REQUIRED WORK.
Write out all entries word for word.

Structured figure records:
════════
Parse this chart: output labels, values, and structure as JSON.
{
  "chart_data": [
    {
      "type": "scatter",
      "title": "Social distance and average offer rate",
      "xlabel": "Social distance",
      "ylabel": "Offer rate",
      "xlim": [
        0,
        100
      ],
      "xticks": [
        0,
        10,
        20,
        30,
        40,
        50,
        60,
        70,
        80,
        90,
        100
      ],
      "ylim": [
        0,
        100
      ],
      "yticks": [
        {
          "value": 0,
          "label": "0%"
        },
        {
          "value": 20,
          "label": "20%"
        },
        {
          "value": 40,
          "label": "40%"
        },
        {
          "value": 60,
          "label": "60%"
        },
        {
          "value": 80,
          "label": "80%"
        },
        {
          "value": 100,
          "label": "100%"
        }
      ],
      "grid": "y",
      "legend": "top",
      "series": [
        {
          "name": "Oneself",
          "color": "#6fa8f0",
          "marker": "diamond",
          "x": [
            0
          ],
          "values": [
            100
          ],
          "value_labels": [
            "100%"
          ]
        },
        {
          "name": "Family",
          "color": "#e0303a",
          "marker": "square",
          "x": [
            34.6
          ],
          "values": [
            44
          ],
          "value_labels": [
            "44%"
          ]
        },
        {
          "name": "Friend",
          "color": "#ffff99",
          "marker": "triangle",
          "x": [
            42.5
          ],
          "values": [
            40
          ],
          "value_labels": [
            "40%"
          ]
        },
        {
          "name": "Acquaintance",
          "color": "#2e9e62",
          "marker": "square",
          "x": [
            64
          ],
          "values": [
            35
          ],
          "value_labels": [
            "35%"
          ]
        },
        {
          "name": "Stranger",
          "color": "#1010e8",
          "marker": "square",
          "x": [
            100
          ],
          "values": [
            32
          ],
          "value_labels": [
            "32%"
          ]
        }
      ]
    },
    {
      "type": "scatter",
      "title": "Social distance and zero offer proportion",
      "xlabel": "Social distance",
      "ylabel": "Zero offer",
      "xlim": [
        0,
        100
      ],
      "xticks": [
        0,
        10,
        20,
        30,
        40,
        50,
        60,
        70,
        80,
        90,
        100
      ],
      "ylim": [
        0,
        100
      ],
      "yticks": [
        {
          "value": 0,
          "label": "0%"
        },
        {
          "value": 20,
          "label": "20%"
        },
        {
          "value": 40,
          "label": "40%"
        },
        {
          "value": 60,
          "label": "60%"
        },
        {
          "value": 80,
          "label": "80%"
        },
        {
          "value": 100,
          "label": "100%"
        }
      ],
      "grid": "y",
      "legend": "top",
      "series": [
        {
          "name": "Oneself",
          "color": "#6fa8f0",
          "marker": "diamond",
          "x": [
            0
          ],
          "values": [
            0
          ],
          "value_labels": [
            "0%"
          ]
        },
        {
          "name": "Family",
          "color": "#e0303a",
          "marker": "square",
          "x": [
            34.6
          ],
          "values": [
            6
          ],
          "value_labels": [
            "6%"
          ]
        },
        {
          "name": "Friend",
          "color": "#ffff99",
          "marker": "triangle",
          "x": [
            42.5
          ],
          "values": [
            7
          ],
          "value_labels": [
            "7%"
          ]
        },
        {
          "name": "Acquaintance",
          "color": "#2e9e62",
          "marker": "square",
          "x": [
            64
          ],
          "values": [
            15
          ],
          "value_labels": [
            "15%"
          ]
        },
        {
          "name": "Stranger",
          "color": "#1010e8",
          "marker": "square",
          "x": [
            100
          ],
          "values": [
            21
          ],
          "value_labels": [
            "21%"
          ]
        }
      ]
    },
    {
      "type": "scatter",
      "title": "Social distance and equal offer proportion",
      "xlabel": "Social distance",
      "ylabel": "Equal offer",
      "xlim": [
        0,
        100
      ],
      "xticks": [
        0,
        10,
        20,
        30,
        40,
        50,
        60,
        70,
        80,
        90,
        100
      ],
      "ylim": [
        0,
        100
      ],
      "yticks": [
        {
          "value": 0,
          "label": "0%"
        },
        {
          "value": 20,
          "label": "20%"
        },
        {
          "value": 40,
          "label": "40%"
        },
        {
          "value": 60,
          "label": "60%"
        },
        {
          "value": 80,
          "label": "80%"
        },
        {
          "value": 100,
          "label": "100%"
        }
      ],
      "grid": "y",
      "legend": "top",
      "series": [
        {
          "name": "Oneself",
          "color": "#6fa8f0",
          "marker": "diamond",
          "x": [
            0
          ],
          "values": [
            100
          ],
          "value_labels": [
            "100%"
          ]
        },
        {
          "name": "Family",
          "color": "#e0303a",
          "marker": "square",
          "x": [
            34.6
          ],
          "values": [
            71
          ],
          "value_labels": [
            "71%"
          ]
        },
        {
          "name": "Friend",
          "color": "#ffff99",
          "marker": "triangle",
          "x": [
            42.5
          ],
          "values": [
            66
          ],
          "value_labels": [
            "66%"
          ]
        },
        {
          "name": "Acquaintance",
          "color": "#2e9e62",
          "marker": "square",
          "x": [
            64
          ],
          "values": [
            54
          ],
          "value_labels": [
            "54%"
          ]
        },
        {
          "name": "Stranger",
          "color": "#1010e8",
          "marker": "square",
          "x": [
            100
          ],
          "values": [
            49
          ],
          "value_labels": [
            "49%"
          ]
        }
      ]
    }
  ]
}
════════
SOLUTION FOR THIS TASK.
Parse this chart: output labels, values, and structure as JSON.
{
  "chart_data": [
    {
      "type": "scatter",
      "title": "Social distance and average offer rate",
      "xlabel": "Social distance",
      "ylabel": "Offer rate",
      "xlim": [
        0,
        100
      ],
      "xticks": [
        0,
        10,
        20,
        30,
        40,
        50,
        60,
        70,
        80,
        90,
        100
      ],
      "ylim": [
        0,
        100
      ],
      "yticks": [
        {
          "value": 0,
          "label": "0%"
        },
        {
          "value": 20,
          "label": "20%"
        },
        {
          "value": 40,
          "label": "40%"
        },
        {
          "value": 60,
          "label": "60%"
        },
        {
          "value": 80,
          "label": "80%"
        },
        {
          "value": 100,
          "label": "100%"
        }
      ],
      "grid": "y",
      "legend": "top",
      "series": [
        {
          "name": "Oneself",
          "color": "#6fa8f0",
          "marker": "diamond",
          "x": [
            0
          ],
          "values": [
            100
          ],
          "value_labels": [
            "100%"
          ]
        },
        {
          "name": "Family",
          "color": "#e0303a",
          "marker": "square",
          "x": [
            34.6
          ],
          "values": [
            44
          ],
          "value_labels": [
            "44%"
          ]
        },
        {
          "name": "Friend",
          "color": "#ffff99",
          "marker": "triangle",
          "x": [
            42.5
          ],
          "values": [
            40
          ],
          "value_labels": [
            "40%"
          ]
        },
        {
          "name": "Acquaintance",
          "color": "#2e9e62",
          "marker": "square",
          "x": [
            64
          ],
          "values": [
            35
          ],
          "value_labels": [
            "35%"
          ]
        },
        {
          "name": "Stranger",
          "color": "#1010e8",
          "marker": "square",
          "x": [
            100
          ],
          "values": [
            32
          ],
          "value_labels": [
            "32%"
          ]
        }
      ]
    },
    {
      "type": "scatter",
      "title": "Social distance and zero offer proportion",
      "xlabel": "Social distance",
      "ylabel": "Zero offer",
      "xlim": [
        0,
        100
      ],
      "xticks": [
        0,
        10,
        20,
        30,
        40,
        50,
        60,
        70,
        80,
        90,
        100
      ],
      "ylim": [
        0,
        100
      ],
      "yticks": [
        {
          "value": 0,
          "label": "0%"
        },
        {
          "value": 20,
          "label": "20%"
        },
        {
          "value": 40,
          "label": "40%"
        },
        {
          "value": 60,
          "label": "60%"
        },
        {
          "value": 80,
          "label": "80%"
        },
        {
          "value": 100,
          "label": "100%"
        }
      ],
      "grid": "y",
      "legend": "top",
      "series": [
        {
          "name": "Oneself",
          "color": "#6fa8f0",
          "marker": "diamond",
          "x": [
            0
          ],
          "values": [
            0
          ],
          "value_labels": [
            "0%"
          ]
        },
        {
          "name": "Family",
          "color": "#e0303a",
          "marker": "square",
          "x": [
            34.6
          ],
          "values": [
            6
          ],
          "value_labels": [
            "6%"
          ]
        },
        {
          "name": "Friend",
          "color": "#ffff99",
          "marker": "triangle",
          "x": [
            42.5
          ],
          "values": [
            7
          ],
          "value_labels": [
            "7%"
          ]
        },
        {
          "name": "Acquaintance",
          "color": "#2e9e62",
          "marker": "square",
          "x": [
            64
          ],
          "values": [
            15
          ],
          "value_labels": [
            "15%"
          ]
        },
        {
          "name": "Stranger",
          "color": "#1010e8",
          "marker": "square",
          "x": [
            100
          ],
          "values": [
            21
          ],
          "value_labels": [
            "21%"
          ]
        }
      ]
    },
    {
      "type": "scatter",
      "title": "Social distance and equal offer proportion",
      "xlabel": "Social distance",
      "ylabel": "Equal offer",
      "xlim": [
        0,
        100
      ],
      "xticks": [
        0,
        10,
        20,
        30,
        40,
        50,
        60,
        70,
        80,
        90,
        100
      ],
      "ylim": [
        0,
        100
      ],
      "yticks": [
        {
          "value": 0,
          "label": "0%"
        },
        {
          "value": 20,
          "label": "20%"
        },
        {
          "value": 40,
          "label": "40%"
        },
        {
          "value": 60,
          "label": "60%"
        },
        {
          "value": 80,
          "label": "80%"
        },
        {
          "value": 100,
          "label": "100%"
        }
      ],
      "grid": "y",
      "legend": "top",
      "series": [
        {
          "name": "Oneself",
          "color": "#6fa8f0",
          "marker": "diamond",
          "x": [
            0
          ],
          "values": [
            100
          ],
          "value_labels": [
            "100%"
          ]
        },
        {
          "name": "Family",
          "color": "#e0303a",
          "marker": "square",
          "x": [
            34.6
          ],
          "values": [
            71
          ],
          "value_labels": [
            "71%"
          ]
        },
        {
          "name": "Friend",
          "color": "#ffff99",
          "marker": "triangle",
          "x": [
            42.5
          ],
          "values": [
            66
          ],
          "value_labels": [
            "66%"
          ]
        },
        {
          "name": "Acquaintance",
          "color": "#2e9e62",
          "marker": "square",
          "x": [
            64
          ],
          "values": [
            54
          ],
          "value_labels": [
            "54%"
          ]
        },
        {
          "name": "Stranger",
          "color": "#1010e8",
          "marker": "square",
          "x": [
            100
          ],
          "values": [
            49
          ],
          "value_labels": [
            "49%"
          ]
        }
      ]
    }
  ]
}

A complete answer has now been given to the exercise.